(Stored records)
++++++
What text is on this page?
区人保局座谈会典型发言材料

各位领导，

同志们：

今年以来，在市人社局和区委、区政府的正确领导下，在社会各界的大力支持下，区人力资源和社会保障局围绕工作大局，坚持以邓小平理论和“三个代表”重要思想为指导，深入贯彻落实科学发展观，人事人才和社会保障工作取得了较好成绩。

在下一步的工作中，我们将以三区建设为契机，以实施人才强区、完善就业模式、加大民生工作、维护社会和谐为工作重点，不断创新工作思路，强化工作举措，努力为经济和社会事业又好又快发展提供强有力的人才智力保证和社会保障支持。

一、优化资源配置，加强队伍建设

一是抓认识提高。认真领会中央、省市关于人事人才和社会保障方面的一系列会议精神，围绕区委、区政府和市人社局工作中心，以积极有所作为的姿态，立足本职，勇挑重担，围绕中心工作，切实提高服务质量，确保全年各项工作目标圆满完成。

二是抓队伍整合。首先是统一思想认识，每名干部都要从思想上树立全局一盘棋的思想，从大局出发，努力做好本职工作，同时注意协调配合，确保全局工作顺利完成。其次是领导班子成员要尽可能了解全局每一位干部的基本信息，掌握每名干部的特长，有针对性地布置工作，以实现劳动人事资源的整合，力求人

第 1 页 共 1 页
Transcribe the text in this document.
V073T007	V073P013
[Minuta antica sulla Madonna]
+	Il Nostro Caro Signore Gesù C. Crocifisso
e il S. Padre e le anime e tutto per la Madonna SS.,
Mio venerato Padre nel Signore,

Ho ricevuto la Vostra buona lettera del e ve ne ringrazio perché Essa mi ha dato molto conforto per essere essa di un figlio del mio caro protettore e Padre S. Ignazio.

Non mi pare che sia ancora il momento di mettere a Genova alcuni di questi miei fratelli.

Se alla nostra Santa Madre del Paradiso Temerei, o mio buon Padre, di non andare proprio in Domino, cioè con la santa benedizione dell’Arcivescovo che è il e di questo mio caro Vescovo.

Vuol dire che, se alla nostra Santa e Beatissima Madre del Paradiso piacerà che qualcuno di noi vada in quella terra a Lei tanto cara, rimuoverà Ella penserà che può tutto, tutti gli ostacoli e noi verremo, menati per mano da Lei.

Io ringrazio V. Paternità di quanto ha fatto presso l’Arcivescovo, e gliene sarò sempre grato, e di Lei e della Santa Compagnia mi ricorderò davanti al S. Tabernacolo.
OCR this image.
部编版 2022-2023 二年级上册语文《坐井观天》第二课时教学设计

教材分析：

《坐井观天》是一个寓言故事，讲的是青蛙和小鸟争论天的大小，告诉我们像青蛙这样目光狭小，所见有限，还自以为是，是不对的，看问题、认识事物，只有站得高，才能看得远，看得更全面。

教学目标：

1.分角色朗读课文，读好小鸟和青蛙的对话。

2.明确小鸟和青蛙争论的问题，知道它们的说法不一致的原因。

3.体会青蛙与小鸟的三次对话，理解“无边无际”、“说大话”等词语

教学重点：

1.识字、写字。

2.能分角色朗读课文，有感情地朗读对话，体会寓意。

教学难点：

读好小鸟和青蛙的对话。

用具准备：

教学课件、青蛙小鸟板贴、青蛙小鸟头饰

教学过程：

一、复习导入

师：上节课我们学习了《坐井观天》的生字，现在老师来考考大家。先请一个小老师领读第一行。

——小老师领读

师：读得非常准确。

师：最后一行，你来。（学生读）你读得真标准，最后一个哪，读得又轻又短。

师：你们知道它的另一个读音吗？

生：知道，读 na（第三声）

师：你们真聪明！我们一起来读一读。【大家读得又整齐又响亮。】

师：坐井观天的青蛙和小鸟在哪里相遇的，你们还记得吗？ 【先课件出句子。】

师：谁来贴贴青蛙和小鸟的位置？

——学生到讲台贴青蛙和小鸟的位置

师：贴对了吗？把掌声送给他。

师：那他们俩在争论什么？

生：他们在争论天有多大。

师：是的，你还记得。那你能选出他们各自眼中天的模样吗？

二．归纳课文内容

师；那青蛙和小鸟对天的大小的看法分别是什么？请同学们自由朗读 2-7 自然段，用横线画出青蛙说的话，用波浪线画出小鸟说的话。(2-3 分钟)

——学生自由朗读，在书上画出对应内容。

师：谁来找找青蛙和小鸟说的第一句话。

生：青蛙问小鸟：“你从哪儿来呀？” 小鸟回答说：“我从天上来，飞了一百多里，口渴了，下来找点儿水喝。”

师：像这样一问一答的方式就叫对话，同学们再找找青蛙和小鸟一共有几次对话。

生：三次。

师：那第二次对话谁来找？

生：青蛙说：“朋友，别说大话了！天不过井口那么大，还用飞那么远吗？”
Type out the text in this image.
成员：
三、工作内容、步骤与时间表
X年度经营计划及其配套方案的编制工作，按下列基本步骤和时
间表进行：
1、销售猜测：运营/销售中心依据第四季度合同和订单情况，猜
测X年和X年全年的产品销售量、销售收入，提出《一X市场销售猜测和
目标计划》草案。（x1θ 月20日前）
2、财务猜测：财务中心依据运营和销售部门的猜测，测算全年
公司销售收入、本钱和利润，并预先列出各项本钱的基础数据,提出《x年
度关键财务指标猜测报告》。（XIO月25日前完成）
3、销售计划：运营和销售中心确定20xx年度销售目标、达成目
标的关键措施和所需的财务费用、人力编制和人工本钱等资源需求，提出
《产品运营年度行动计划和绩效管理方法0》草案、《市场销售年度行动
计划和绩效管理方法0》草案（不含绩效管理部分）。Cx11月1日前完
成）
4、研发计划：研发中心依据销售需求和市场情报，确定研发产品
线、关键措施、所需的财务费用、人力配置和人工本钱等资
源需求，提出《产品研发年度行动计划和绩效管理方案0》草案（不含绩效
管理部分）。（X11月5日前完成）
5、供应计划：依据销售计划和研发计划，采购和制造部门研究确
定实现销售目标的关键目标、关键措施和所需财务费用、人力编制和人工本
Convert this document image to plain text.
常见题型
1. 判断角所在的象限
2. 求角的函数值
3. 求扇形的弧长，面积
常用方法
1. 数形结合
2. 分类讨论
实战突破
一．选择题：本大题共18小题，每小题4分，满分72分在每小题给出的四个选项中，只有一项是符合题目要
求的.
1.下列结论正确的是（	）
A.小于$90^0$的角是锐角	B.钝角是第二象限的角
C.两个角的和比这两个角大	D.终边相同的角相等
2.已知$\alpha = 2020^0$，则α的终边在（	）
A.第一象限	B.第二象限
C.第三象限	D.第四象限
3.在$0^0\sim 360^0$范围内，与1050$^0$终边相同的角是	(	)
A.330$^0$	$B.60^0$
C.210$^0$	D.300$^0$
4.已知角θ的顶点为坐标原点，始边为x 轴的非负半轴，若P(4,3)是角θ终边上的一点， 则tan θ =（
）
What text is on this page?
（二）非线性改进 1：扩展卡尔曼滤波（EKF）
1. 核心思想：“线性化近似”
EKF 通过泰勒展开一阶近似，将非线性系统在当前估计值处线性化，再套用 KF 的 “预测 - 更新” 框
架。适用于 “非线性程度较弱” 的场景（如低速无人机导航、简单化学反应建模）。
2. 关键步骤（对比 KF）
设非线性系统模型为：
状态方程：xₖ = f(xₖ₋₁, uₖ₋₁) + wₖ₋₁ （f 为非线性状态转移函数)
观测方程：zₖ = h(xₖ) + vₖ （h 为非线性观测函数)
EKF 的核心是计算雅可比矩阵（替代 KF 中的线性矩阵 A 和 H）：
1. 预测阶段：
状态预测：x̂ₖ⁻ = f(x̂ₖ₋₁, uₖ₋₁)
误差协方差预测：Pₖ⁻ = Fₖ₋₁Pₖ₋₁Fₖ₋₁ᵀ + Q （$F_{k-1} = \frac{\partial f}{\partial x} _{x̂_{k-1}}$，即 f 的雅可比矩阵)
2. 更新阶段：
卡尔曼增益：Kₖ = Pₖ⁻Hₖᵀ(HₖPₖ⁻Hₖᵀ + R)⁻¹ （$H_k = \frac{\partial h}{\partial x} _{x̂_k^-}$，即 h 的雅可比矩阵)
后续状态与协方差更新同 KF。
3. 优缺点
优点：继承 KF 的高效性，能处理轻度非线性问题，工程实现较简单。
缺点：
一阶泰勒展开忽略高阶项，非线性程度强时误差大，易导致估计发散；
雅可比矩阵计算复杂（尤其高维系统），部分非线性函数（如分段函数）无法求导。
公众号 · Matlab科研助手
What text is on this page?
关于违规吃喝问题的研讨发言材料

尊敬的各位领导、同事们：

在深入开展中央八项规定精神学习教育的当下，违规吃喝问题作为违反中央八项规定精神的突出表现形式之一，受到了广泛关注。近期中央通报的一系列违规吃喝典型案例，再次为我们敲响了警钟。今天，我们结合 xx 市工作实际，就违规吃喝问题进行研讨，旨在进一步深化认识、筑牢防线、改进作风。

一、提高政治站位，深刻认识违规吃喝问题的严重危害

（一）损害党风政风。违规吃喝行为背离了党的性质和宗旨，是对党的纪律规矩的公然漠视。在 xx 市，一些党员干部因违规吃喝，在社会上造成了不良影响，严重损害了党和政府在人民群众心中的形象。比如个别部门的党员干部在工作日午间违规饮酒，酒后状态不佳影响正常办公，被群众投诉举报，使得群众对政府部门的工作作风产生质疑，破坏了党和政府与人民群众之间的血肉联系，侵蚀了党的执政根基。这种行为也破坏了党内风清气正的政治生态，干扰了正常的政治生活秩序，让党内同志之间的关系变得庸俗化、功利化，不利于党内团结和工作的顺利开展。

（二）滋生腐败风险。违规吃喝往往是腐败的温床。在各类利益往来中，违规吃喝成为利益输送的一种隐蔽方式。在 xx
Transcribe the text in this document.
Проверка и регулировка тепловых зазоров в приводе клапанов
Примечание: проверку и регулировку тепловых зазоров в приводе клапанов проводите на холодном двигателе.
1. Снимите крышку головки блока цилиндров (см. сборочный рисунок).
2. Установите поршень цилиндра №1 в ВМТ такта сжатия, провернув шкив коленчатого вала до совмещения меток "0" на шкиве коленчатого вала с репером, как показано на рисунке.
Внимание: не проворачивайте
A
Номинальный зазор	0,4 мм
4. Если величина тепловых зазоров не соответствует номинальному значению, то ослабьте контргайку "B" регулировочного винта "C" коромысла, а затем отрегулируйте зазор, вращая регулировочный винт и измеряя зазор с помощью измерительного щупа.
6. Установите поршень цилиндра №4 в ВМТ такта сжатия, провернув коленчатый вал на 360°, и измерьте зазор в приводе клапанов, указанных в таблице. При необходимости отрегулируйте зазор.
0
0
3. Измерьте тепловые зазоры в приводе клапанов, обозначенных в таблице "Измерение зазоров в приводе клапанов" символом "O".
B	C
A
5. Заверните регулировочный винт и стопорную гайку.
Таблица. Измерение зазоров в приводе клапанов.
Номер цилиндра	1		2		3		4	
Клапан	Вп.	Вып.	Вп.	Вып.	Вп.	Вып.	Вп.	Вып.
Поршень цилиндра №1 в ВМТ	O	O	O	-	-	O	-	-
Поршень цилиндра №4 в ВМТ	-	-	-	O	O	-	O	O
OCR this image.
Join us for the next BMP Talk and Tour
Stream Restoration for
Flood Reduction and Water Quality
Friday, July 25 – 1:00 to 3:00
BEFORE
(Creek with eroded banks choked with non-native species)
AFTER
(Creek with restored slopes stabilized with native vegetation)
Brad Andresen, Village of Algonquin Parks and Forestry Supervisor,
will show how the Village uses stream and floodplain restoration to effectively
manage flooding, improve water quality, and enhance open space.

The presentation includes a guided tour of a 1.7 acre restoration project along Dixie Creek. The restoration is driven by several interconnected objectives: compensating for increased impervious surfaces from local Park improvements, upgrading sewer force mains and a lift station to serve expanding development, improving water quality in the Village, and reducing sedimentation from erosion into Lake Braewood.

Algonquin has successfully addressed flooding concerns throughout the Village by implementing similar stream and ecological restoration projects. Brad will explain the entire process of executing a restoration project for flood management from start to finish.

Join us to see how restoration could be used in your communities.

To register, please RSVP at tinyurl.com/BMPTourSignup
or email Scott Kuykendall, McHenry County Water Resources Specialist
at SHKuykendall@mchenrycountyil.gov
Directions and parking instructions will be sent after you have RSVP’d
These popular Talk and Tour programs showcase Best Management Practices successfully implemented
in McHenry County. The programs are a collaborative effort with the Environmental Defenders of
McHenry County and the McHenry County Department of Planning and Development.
++++++
**Your objective**
Show the lines of the material that contain the word "successfully".

**Written answer**
Algonquin has successfully addressed flooding concerns throughout the Village by implementing similar stream and ecological restoration projects. Brad will explain the entire process of executing a restoration project for flood management from start to finish.
These popular Talk and Tour programs showcase Best Management Practices successfully implemented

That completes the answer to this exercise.